▽
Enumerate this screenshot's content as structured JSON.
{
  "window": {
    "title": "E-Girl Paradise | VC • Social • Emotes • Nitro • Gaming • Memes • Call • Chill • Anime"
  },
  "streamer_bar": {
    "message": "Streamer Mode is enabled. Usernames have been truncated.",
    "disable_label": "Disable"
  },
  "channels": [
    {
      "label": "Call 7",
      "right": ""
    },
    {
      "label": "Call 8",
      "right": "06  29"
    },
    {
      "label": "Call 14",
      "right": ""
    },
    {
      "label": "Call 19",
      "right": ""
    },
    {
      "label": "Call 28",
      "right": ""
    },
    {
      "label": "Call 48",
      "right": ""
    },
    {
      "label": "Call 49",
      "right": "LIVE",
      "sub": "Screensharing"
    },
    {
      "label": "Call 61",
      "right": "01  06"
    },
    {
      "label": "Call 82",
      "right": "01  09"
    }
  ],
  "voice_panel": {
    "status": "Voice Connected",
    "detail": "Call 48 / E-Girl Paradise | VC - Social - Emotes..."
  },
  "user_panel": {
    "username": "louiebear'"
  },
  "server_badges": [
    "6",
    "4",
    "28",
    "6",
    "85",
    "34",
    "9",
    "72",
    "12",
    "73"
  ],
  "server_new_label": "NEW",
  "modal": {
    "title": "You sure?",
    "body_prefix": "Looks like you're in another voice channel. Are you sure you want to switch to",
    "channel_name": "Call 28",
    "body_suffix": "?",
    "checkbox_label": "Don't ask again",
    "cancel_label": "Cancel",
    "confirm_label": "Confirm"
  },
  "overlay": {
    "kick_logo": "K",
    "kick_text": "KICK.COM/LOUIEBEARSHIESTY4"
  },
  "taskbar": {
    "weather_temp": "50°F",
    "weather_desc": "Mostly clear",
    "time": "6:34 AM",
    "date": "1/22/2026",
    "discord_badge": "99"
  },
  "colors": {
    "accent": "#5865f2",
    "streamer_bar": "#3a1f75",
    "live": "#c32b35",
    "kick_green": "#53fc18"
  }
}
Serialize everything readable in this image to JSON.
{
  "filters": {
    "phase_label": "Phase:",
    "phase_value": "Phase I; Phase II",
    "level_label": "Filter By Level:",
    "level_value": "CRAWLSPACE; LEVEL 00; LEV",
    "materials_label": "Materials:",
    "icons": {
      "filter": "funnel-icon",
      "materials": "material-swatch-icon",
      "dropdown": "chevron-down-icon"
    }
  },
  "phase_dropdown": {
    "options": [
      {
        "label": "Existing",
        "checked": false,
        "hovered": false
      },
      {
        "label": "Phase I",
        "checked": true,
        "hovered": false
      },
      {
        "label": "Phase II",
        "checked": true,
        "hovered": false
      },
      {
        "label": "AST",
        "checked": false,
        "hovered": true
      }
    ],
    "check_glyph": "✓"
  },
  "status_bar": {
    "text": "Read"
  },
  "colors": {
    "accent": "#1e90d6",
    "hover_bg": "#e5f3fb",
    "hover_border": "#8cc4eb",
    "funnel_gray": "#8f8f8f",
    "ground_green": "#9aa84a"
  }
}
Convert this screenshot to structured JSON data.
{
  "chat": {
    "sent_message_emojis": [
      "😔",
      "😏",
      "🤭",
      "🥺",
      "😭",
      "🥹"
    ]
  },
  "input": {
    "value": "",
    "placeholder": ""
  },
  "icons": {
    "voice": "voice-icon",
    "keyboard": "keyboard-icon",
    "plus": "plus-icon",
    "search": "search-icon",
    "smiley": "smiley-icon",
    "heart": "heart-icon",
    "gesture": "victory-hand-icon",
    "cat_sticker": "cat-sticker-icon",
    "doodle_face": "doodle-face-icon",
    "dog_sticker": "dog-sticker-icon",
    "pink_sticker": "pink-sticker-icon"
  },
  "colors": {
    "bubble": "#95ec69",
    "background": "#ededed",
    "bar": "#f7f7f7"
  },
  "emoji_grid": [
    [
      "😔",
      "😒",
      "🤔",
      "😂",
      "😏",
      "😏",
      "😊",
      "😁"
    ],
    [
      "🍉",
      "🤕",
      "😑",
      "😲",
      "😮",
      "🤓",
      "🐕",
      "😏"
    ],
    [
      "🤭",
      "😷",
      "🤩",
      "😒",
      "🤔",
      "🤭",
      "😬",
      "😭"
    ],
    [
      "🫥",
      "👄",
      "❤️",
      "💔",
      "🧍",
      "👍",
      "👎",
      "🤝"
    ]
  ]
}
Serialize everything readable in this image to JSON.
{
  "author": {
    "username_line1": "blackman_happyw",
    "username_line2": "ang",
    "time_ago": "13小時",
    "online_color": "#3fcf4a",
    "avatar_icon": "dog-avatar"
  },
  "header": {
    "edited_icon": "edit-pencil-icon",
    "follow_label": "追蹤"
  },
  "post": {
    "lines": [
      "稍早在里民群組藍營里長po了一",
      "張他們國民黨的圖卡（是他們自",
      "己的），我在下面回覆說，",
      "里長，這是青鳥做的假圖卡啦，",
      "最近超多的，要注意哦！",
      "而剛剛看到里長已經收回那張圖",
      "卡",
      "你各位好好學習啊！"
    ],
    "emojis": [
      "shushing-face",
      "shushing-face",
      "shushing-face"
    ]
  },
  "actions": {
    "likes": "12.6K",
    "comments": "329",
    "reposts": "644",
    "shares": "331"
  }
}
△
Take the entries above and transcribe them exactly.

Enumerate this screenshot's content as structured JSON.
{
  "window": {
    "title": "E-Girl Paradise | VC • Social • Emotes • Nitro • Gaming • Memes • Call • Chill • Anime"
  },
  "streamer_bar": {
    "message": "Streamer Mode is enabled. Usernames have been truncated.",
    "disable_label": "Disable"
  },
  "channels": [
    {
      "label": "Call 7",
      "right": ""
    },
    {
      "label": "Call 8",
      "right": "06  29"
    },
    {
      "label": "Call 14",
      "right": ""
    },
    {
      "label": "Call 19",
      "right": ""
    },
    {
      "label": "Call 28",
      "right": ""
    },
    {
      "label": "Call 48",
      "right": ""
    },
    {
      "label": "Call 49",
      "right": "LIVE",
      "sub": "Screensharing"
    },
    {
      "label": "Call 61",
      "right": "01  06"
    },
    {
      "label": "Call 82",
      "right": "01  09"
    }
  ],
  "voice_panel": {
    "status": "Voice Connected",
    "detail": "Call 48 / E-Girl Paradise | VC - Social - Emotes..."
  },
  "user_panel": {
    "username": "louiebear'"
  },
  "server_badges": [
    "6",
    "4",
    "28",
    "6",
    "85",
    "34",
    "9",
    "72",
    "12",
    "73"
  ],
  "server_new_label": "NEW",
  "modal": {
    "title": "You sure?",
    "body_prefix": "Looks like you're in another voice channel. Are you sure you want to switch to",
    "channel_name": "Call 28",
    "body_suffix": "?",
    "checkbox_label": "Don't ask again",
    "cancel_label": "Cancel",
    "confirm_label": "Confirm"
  },
  "overlay": {
    "kick_logo": "K",
    "kick_text": "KICK.COM/LOUIEBEARSHIESTY4"
  },
  "taskbar": {
    "weather_temp": "50°F",
    "weather_desc": "Mostly clear",
    "time": "6:34 AM",
    "date": "1/22/2026",
    "discord_badge": "99"
  },
  "colors": {
    "accent": "#5865f2",
    "streamer_bar": "#3a1f75",
    "live": "#c32b35",
    "kick_green": "#53fc18"
  }
}
Serialize everything readable in this image to JSON.
{
  "filters": {
    "phase_label": "Phase:",
    "phase_value": "Phase I; Phase II",
    "level_label": "Filter By Level:",
    "level_value": "CRAWLSPACE; LEVEL 00; LEV",
    "materials_label": "Materials:",
    "icons": {
      "filter": "funnel-icon",
      "materials": "material-swatch-icon",
      "dropdown": "chevron-down-icon"
    }
  },
  "phase_dropdown": {
    "options": [
      {
        "label": "Existing",
        "checked": false,
        "hovered": false
      },
      {
        "label": "Phase I",
        "checked": true,
        "hovered": false
      },
      {
        "label": "Phase II",
        "checked": true,
        "hovered": false
      },
      {
        "label": "AST",
        "checked": false,
        "hovered": true
      }
    ],
    "check_glyph": "✓"
  },
  "status_bar": {
    "text": "Read"
  },
  "colors": {
    "accent": "#1e90d6",
    "hover_bg": "#e5f3fb",
    "hover_border": "#8cc4eb",
    "funnel_gray": "#8f8f8f",
    "ground_green": "#9aa84a"
  }
}
Convert this screenshot to structured JSON data.
{
  "chat": {
    "sent_message_emojis": [
      "😔",
      "😏",
      "🤭",
      "🥺",
      "😭",
      "🥹"
    ]
  },
  "input": {
    "value": "",
    "placeholder": ""
  },
  "icons": {
    "voice": "voice-icon",
    "keyboard": "keyboard-icon",
    "plus": "plus-icon",
    "search": "search-icon",
    "smiley": "smiley-icon",
    "heart": "heart-icon",
    "gesture": "victory-hand-icon",
    "cat_sticker": "cat-sticker-icon",
    "doodle_face": "doodle-face-icon",
    "dog_sticker": "dog-sticker-icon",
    "pink_sticker": "pink-sticker-icon"
  },
  "colors": {
    "bubble": "#95ec69",
    "background": "#ededed",
    "bar": "#f7f7f7"
  },
  "emoji_grid": [
    [
      "😔",
      "😒",
      "🤔",
      "😂",
      "😏",
      "😏",
      "😊",
      "😁"
    ],
    [
      "🍉",
      "🤕",
      "😑",
      "😲",
      "😮",
      "🤓",
      "🐕",
      "😏"
    ],
    [
      "🤭",
      "😷",
      "🤩",
      "😒",
      "🤔",
      "🤭",
      "😬",
      "😭"
    ],
    [
      "🫥",
      "👄",
      "❤️",
      "💔",
      "🧍",
      "👍",
      "👎",
      "🤝"
    ]
  ]
}
Serialize everything readable in this image to JSON.
{
  "author": {
    "username_line1": "blackman_happyw",
    "username_line2": "ang",
    "time_ago": "13小時",
    "online_color": "#3fcf4a",
    "avatar_icon": "dog-avatar"
  },
  "header": {
    "edited_icon": "edit-pencil-icon",
    "follow_label": "追蹤"
  },
  "post": {
    "lines": [
      "稍早在里民群組藍營里長po了一",
      "張他們國民黨的圖卡（是他們自",
      "己的），我在下面回覆說，",
      "里長，這是青鳥做的假圖卡啦，",
      "最近超多的，要注意哦！",
      "而剛剛看到里長已經收回那張圖",
      "卡",
      "你各位好好學習啊！"
    ],
    "emojis": [
      "shushing-face",
      "shushing-face",
      "shushing-face"
    ]
  },
  "actions": {
    "likes": "12.6K",
    "comments": "329",
    "reposts": "644",
    "shares": "331"
  }
}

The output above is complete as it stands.